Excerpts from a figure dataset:

++++

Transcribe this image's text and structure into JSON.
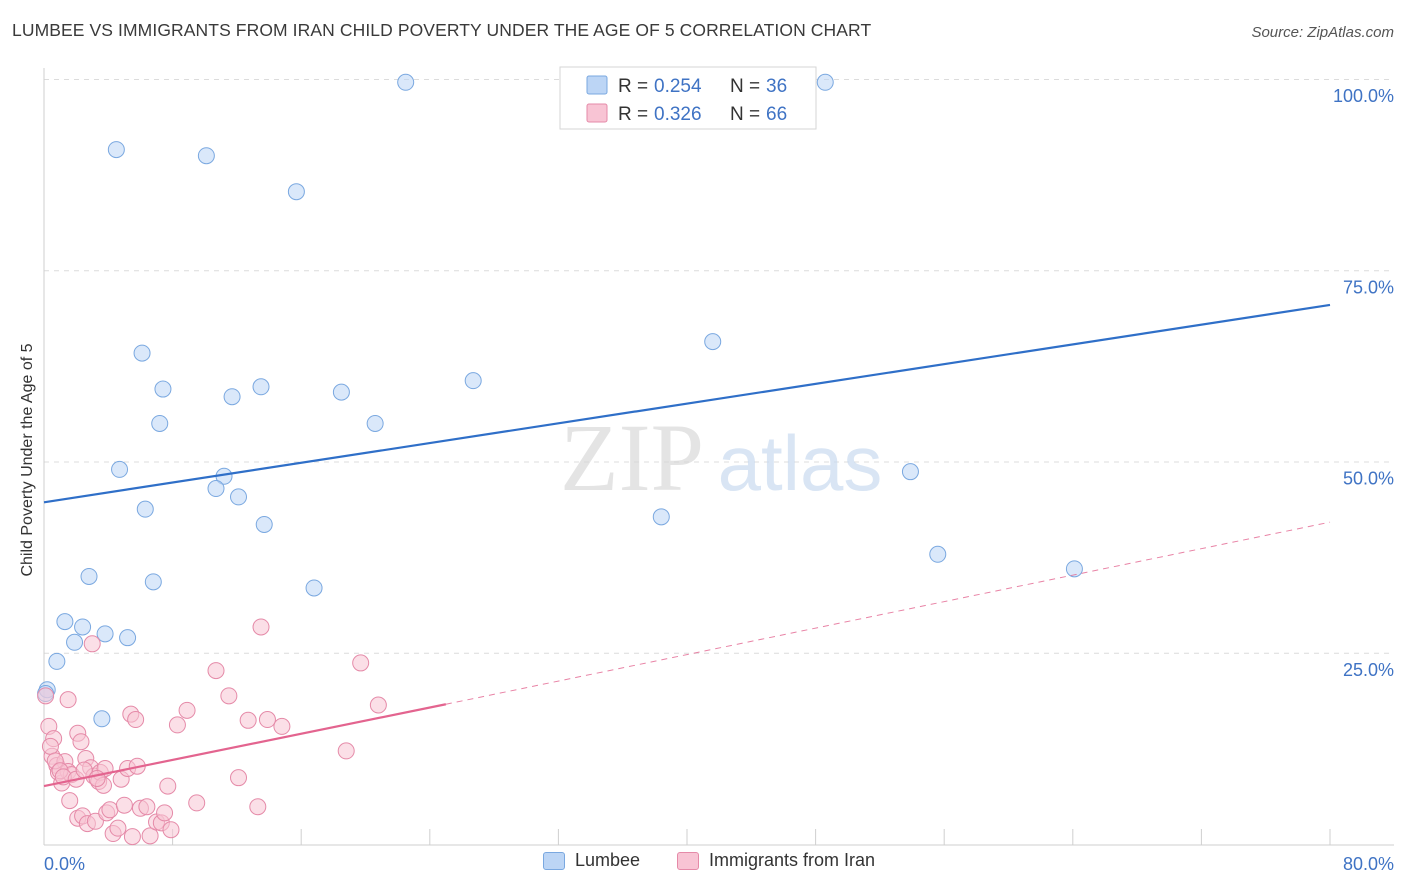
{
  "title": "LUMBEE VS IMMIGRANTS FROM IRAN CHILD POVERTY UNDER THE AGE OF 5 CORRELATION CHART",
  "source": "Source: ZipAtlas.com",
  "watermark": {
    "zip": "ZIP",
    "atlas": "atlas"
  },
  "colors": {
    "blue_fill": "#bcd5f5",
    "blue_stroke": "#7aa8e0",
    "blue_line": "#2f6fc8",
    "pink_fill": "#f8c4d4",
    "pink_stroke": "#e58aa8",
    "pink_line": "#e3648f",
    "tick_text": "#3f73c4",
    "grid": "#dcdcdc"
  },
  "legend_top": [
    {
      "r_label": "R = ",
      "r_value": "0.254",
      "n_label": "N = ",
      "n_value": "36"
    },
    {
      "r_label": "R = ",
      "r_value": "0.326",
      "n_label": "N = ",
      "n_value": "66"
    }
  ],
  "legend_bottom": [
    "Lumbee",
    "Immigrants from Iran"
  ],
  "chart_data": {
    "type": "scatter",
    "title": "LUMBEE VS IMMIGRANTS FROM IRAN CHILD POVERTY UNDER THE AGE OF 5 CORRELATION CHART",
    "xlabel": "",
    "ylabel": "Child Poverty Under the Age of 5",
    "xlim": [
      0,
      80
    ],
    "ylim": [
      0,
      100
    ],
    "x_tick_labels": [
      "0.0%",
      "80.0%"
    ],
    "y_tick_labels": [
      "25.0%",
      "50.0%",
      "75.0%",
      "100.0%"
    ],
    "y_ticks": [
      25,
      50,
      75,
      100
    ],
    "grid": true,
    "legend_position": "top-center",
    "series": [
      {
        "name": "Lumbee",
        "color": "#bcd5f5",
        "trend": {
          "x": [
            0,
            80
          ],
          "y": [
            44.8,
            70.6
          ],
          "style": "solid"
        },
        "points": [
          [
            22.5,
            99.7
          ],
          [
            48.6,
            99.7
          ],
          [
            4.5,
            90.9
          ],
          [
            10.1,
            90.1
          ],
          [
            15.7,
            85.4
          ],
          [
            6.1,
            64.3
          ],
          [
            41.6,
            65.8
          ],
          [
            7.4,
            59.6
          ],
          [
            13.5,
            59.9
          ],
          [
            11.7,
            58.6
          ],
          [
            18.5,
            59.2
          ],
          [
            26.7,
            60.7
          ],
          [
            7.2,
            55.1
          ],
          [
            20.6,
            55.1
          ],
          [
            4.7,
            49.1
          ],
          [
            11.2,
            48.2
          ],
          [
            10.7,
            46.6
          ],
          [
            12.1,
            45.5
          ],
          [
            6.3,
            43.9
          ],
          [
            13.7,
            41.9
          ],
          [
            38.4,
            42.9
          ],
          [
            53.9,
            48.8
          ],
          [
            55.6,
            38.0
          ],
          [
            64.1,
            36.1
          ],
          [
            2.8,
            35.1
          ],
          [
            6.8,
            34.4
          ],
          [
            16.8,
            33.6
          ],
          [
            1.3,
            29.2
          ],
          [
            2.4,
            28.5
          ],
          [
            3.8,
            27.6
          ],
          [
            5.2,
            27.1
          ],
          [
            1.9,
            26.5
          ],
          [
            0.8,
            24.0
          ],
          [
            0.2,
            20.3
          ],
          [
            3.6,
            16.5
          ],
          [
            0.1,
            19.8
          ]
        ]
      },
      {
        "name": "Immigrants from Iran",
        "color": "#f8c4d4",
        "trend": {
          "x": [
            0,
            25
          ],
          "y": [
            7.7,
            18.4
          ],
          "style": "solid",
          "extended_to": [
            80,
            42.2
          ],
          "extended_style": "dashed"
        },
        "points": [
          [
            0.1,
            19.5
          ],
          [
            0.3,
            15.5
          ],
          [
            0.6,
            13.9
          ],
          [
            0.5,
            11.6
          ],
          [
            0.8,
            10.4
          ],
          [
            0.9,
            9.5
          ],
          [
            1.1,
            8.1
          ],
          [
            1.3,
            10.9
          ],
          [
            1.5,
            9.6
          ],
          [
            1.7,
            9.2
          ],
          [
            1.5,
            19.0
          ],
          [
            2.1,
            14.6
          ],
          [
            2.3,
            13.5
          ],
          [
            2.6,
            11.3
          ],
          [
            2.9,
            10.1
          ],
          [
            3.1,
            9.0
          ],
          [
            3.4,
            8.3
          ],
          [
            3.5,
            9.5
          ],
          [
            3.7,
            7.8
          ],
          [
            3.8,
            10.0
          ],
          [
            3.0,
            26.3
          ],
          [
            1.6,
            5.8
          ],
          [
            2.1,
            3.5
          ],
          [
            2.4,
            3.8
          ],
          [
            2.7,
            2.8
          ],
          [
            3.2,
            3.1
          ],
          [
            3.9,
            4.2
          ],
          [
            4.1,
            4.6
          ],
          [
            4.3,
            1.5
          ],
          [
            4.6,
            2.2
          ],
          [
            4.8,
            8.6
          ],
          [
            5.0,
            5.2
          ],
          [
            5.2,
            10.0
          ],
          [
            5.5,
            1.1
          ],
          [
            5.8,
            10.3
          ],
          [
            5.4,
            17.1
          ],
          [
            5.7,
            16.4
          ],
          [
            6.0,
            4.8
          ],
          [
            6.4,
            5.0
          ],
          [
            6.6,
            1.2
          ],
          [
            7.0,
            3.0
          ],
          [
            7.3,
            2.9
          ],
          [
            7.5,
            4.2
          ],
          [
            7.7,
            7.7
          ],
          [
            7.9,
            2.0
          ],
          [
            8.3,
            15.7
          ],
          [
            8.9,
            17.6
          ],
          [
            9.5,
            5.5
          ],
          [
            10.7,
            22.8
          ],
          [
            11.5,
            19.5
          ],
          [
            12.1,
            8.8
          ],
          [
            12.7,
            16.3
          ],
          [
            13.3,
            5.0
          ],
          [
            13.5,
            28.5
          ],
          [
            13.9,
            16.4
          ],
          [
            14.8,
            15.5
          ],
          [
            18.8,
            12.3
          ],
          [
            19.7,
            23.8
          ],
          [
            20.8,
            18.3
          ],
          [
            0.4,
            12.9
          ],
          [
            0.7,
            11.0
          ],
          [
            1.0,
            9.7
          ],
          [
            1.2,
            8.9
          ],
          [
            2.0,
            8.6
          ],
          [
            2.5,
            9.8
          ],
          [
            3.3,
            8.7
          ]
        ]
      }
    ]
  }
}
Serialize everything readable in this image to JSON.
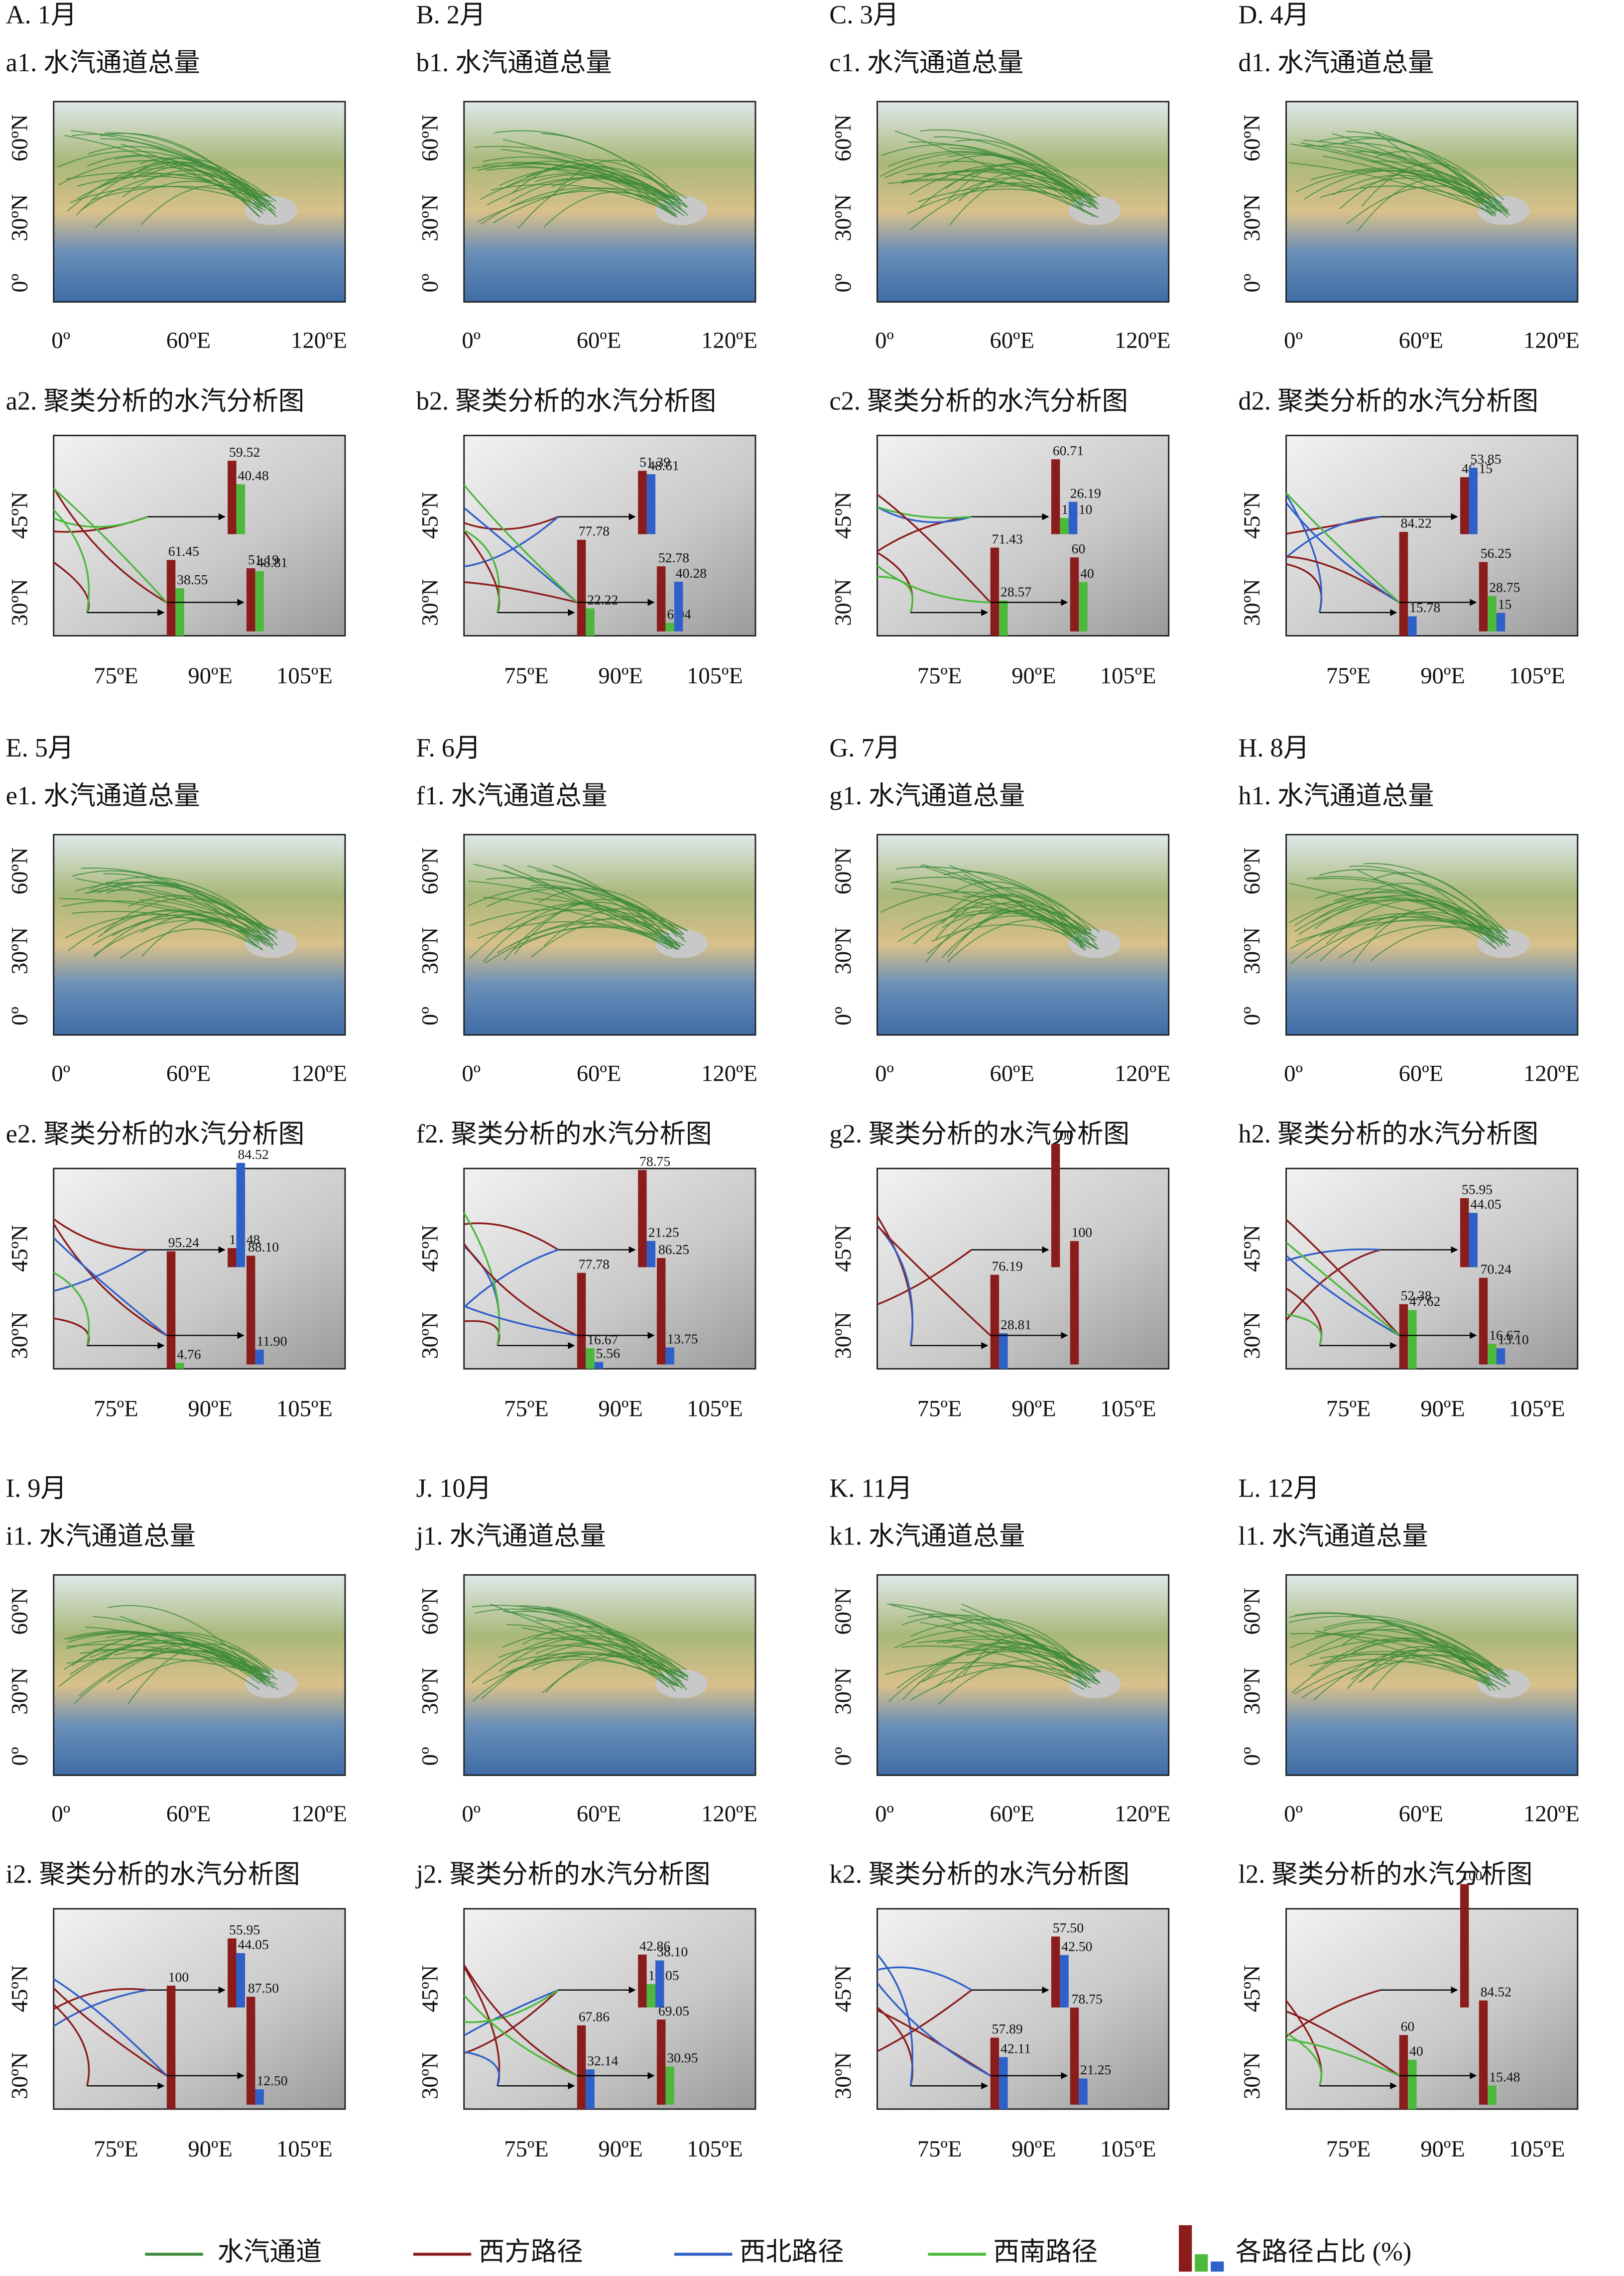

++++

What you should do >> From the listing above, print every entry precisely and drop the pictures.

Response to the exercise >>
Transcribe this image's text and structure into JSON.
{
  "title": "LUMBEE VS IMMIGRANTS FROM IRAN CHILD POVERTY UNDER THE AGE OF 5 CORRELATION CHART",
  "source": "Source: ZipAtlas.com",
  "watermark": {
    "zip": "ZIP",
    "atlas": "atlas"
  },
  "colors": {
    "blue_fill": "#bcd5f5",
    "blue_stroke": "#7aa8e0",
    "blue_line": "#2f6fc8",
    "pink_fill": "#f8c4d4",
    "pink_stroke": "#e58aa8",
    "pink_line": "#e3648f",
    "tick_text": "#3f73c4",
    "grid": "#dcdcdc"
  },
  "legend_top": [
    {
      "r_label": "R = ",
      "r_value": "0.254",
      "n_label": "N = ",
      "n_value": "36"
    },
    {
      "r_label": "R = ",
      "r_value": "0.326",
      "n_label": "N = ",
      "n_value": "66"
    }
  ],
  "legend_bottom": [
    "Lumbee",
    "Immigrants from Iran"
  ],
  "chart_data": {
    "type": "scatter",
    "title": "LUMBEE VS IMMIGRANTS FROM IRAN CHILD POVERTY UNDER THE AGE OF 5 CORRELATION CHART",
    "xlabel": "",
    "ylabel": "Child Poverty Under the Age of 5",
    "xlim": [
      0,
      80
    ],
    "ylim": [
      0,
      100
    ],
    "x_tick_labels": [
      "0.0%",
      "80.0%"
    ],
    "y_tick_labels": [
      "25.0%",
      "50.0%",
      "75.0%",
      "100.0%"
    ],
    "y_ticks": [
      25,
      50,
      75,
      100
    ],
    "grid": true,
    "legend_position": "top-center",
    "series": [
      {
        "name": "Lumbee",
        "color": "#bcd5f5",
        "trend": {
          "x": [
            0,
            80
          ],
          "y": [
            44.8,
            70.6
          ],
          "style": "solid"
        },
        "points": [
          [
            22.5,
            99.7
          ],
          [
            48.6,
            99.7
          ],
          [
            4.5,
            90.9
          ],
          [
            10.1,
            90.1
          ],
          [
            15.7,
            85.4
          ],
          [
            6.1,
            64.3
          ],
          [
            41.6,
            65.8
          ],
          [
            7.4,
            59.6
          ],
          [
            13.5,
            59.9
          ],
          [
            11.7,
            58.6
          ],
          [
            18.5,
            59.2
          ],
          [
            26.7,
            60.7
          ],
          [
            7.2,
            55.1
          ],
          [
            20.6,
            55.1
          ],
          [
            4.7,
            49.1
          ],
          [
            11.2,
            48.2
          ],
          [
            10.7,
            46.6
          ],
          [
            12.1,
            45.5
          ],
          [
            6.3,
            43.9
          ],
          [
            13.7,
            41.9
          ],
          [
            38.4,
            42.9
          ],
          [
            53.9,
            48.8
          ],
          [
            55.6,
            38.0
          ],
          [
            64.1,
            36.1
          ],
          [
            2.8,
            35.1
          ],
          [
            6.8,
            34.4
          ],
          [
            16.8,
            33.6
          ],
          [
            1.3,
            29.2
          ],
          [
            2.4,
            28.5
          ],
          [
            3.8,
            27.6
          ],
          [
            5.2,
            27.1
          ],
          [
            1.9,
            26.5
          ],
          [
            0.8,
            24.0
          ],
          [
            0.2,
            20.3
          ],
          [
            3.6,
            16.5
          ],
          [
            0.1,
            19.8
          ]
        ]
      },
      {
        "name": "Immigrants from Iran",
        "color": "#f8c4d4",
        "trend": {
          "x": [
            0,
            25
          ],
          "y": [
            7.7,
            18.4
          ],
          "style": "solid",
          "extended_to": [
            80,
            42.2
          ],
          "extended_style": "dashed"
        },
        "points": [
          [
            0.1,
            19.5
          ],
          [
            0.3,
            15.5
          ],
          [
            0.6,
            13.9
          ],
          [
            0.5,
            11.6
          ],
          [
            0.8,
            10.4
          ],
          [
            0.9,
            9.5
          ],
          [
            1.1,
            8.1
          ],
          [
            1.3,
            10.9
          ],
          [
            1.5,
            9.6
          ],
          [
            1.7,
            9.2
          ],
          [
            1.5,
            19.0
          ],
          [
            2.1,
            14.6
          ],
          [
            2.3,
            13.5
          ],
          [
            2.6,
            11.3
          ],
          [
            2.9,
            10.1
          ],
          [
            3.1,
            9.0
          ],
          [
            3.4,
            8.3
          ],
          [
            3.5,
            9.5
          ],
          [
            3.7,
            7.8
          ],
          [
            3.8,
            10.0
          ],
          [
            3.0,
            26.3
          ],
          [
            1.6,
            5.8
          ],
          [
            2.1,
            3.5
          ],
          [
            2.4,
            3.8
          ],
          [
            2.7,
            2.8
          ],
          [
            3.2,
            3.1
          ],
          [
            3.9,
            4.2
          ],
          [
            4.1,
            4.6
          ],
          [
            4.3,
            1.5
          ],
          [
            4.6,
            2.2
          ],
          [
            4.8,
            8.6
          ],
          [
            5.0,
            5.2
          ],
          [
            5.2,
            10.0
          ],
          [
            5.5,
            1.1
          ],
          [
            5.8,
            10.3
          ],
          [
            5.4,
            17.1
          ],
          [
            5.7,
            16.4
          ],
          [
            6.0,
            4.8
          ],
          [
            6.4,
            5.0
          ],
          [
            6.6,
            1.2
          ],
          [
            7.0,
            3.0
          ],
          [
            7.3,
            2.9
          ],
          [
            7.5,
            4.2
          ],
          [
            7.7,
            7.7
          ],
          [
            7.9,
            2.0
          ],
          [
            8.3,
            15.7
          ],
          [
            8.9,
            17.6
          ],
          [
            9.5,
            5.5
          ],
          [
            10.7,
            22.8
          ],
          [
            11.5,
            19.5
          ],
          [
            12.1,
            8.8
          ],
          [
            12.7,
            16.3
          ],
          [
            13.3,
            5.0
          ],
          [
            13.5,
            28.5
          ],
          [
            13.9,
            16.4
          ],
          [
            14.8,
            15.5
          ],
          [
            18.8,
            12.3
          ],
          [
            19.7,
            23.8
          ],
          [
            20.8,
            18.3
          ],
          [
            0.4,
            12.9
          ],
          [
            0.7,
            11.0
          ],
          [
            1.0,
            9.7
          ],
          [
            1.2,
            8.9
          ],
          [
            2.0,
            8.6
          ],
          [
            2.5,
            9.8
          ],
          [
            3.3,
            8.7
          ]
        ]
      }
    ]
  }
}
Serialize everything readable in this image to JSON.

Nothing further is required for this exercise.